### Short task
Transcribe all of the records word for word, but omit the pictures.

### Task material
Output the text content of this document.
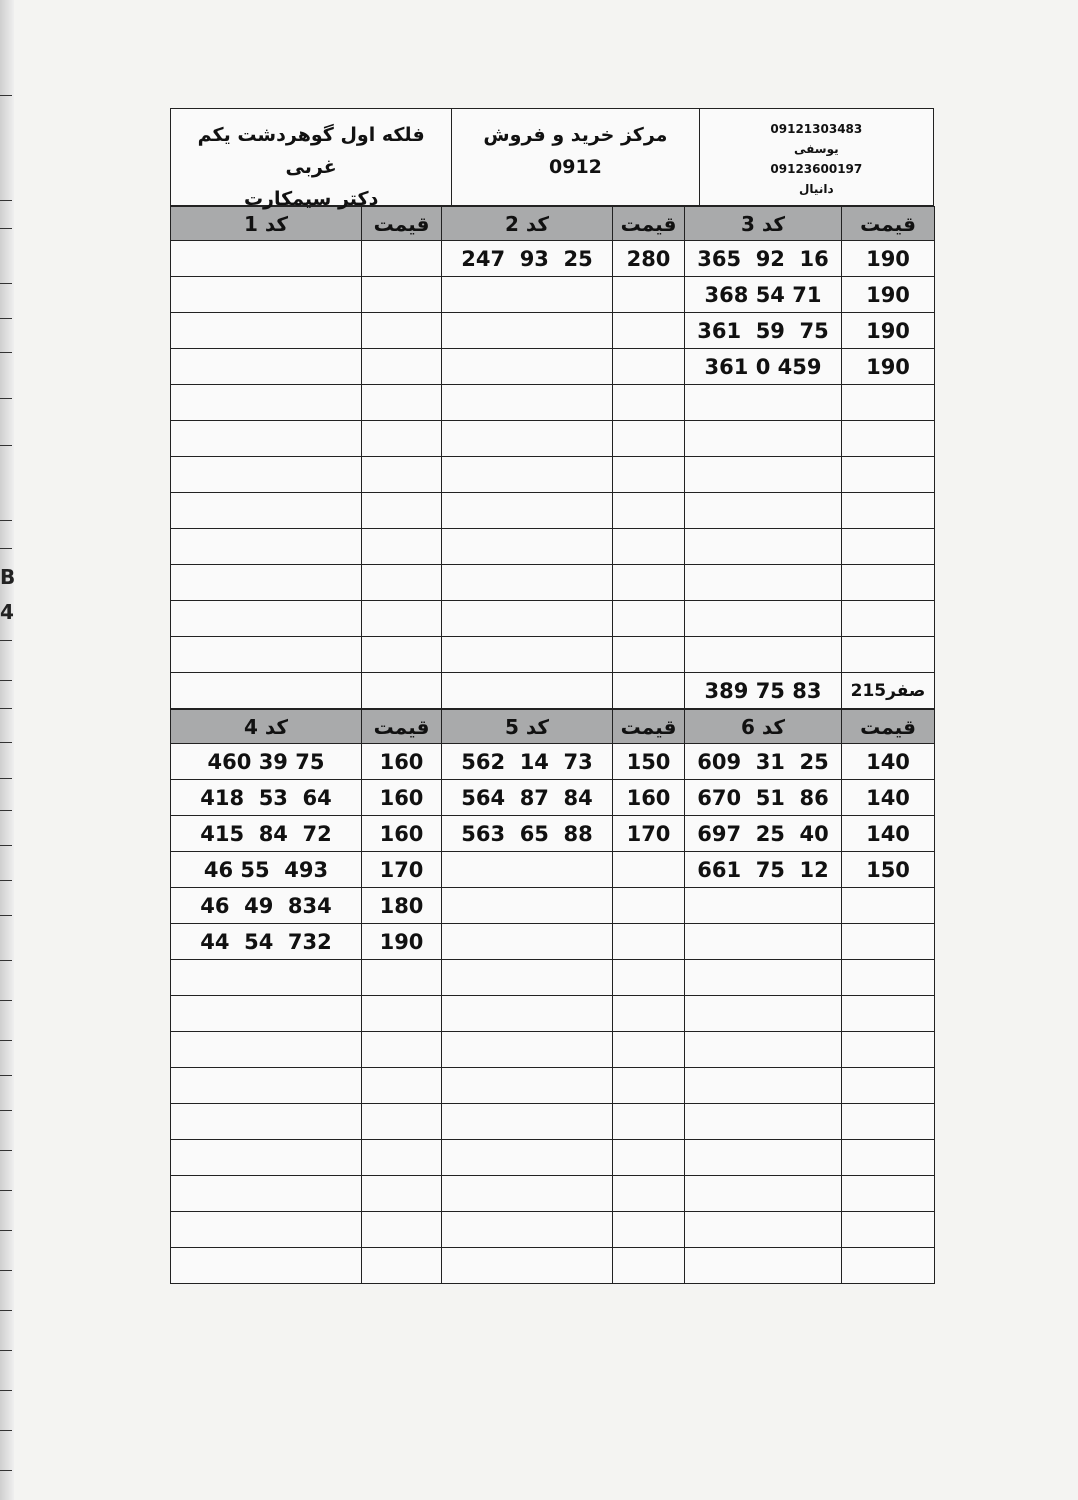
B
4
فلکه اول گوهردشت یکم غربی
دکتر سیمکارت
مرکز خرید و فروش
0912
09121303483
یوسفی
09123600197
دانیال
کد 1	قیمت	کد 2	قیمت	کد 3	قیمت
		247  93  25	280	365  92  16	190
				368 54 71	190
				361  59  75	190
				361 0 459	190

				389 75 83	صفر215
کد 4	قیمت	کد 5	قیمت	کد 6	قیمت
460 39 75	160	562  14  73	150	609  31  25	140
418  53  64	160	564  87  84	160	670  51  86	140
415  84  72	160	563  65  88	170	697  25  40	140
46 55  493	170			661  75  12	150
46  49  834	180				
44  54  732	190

### Finished exercise
Output the text content of this document.
B
4
فلکه اول گوهردشت یکم غربی
دکتر سیمکارت
مرکز خرید و فروش
0912
09121303483
یوسفی
09123600197
دانیال
کد 1	قیمت	کد 2	قیمت	کد 3	قیمت
		247  93  25	280	365  92  16	190
				368 54 71	190
				361  59  75	190
				361 0 459	190

				389 75 83	صفر215
کد 4	قیمت	کد 5	قیمت	کد 6	قیمت
460 39 75	160	562  14  73	150	609  31  25	140
418  53  64	160	564  87  84	160	670  51  86	140
415  84  72	160	563  65  88	170	697  25  40	140
46 55  493	170			661  75  12	150
46  49  834	180				
44  54  732	190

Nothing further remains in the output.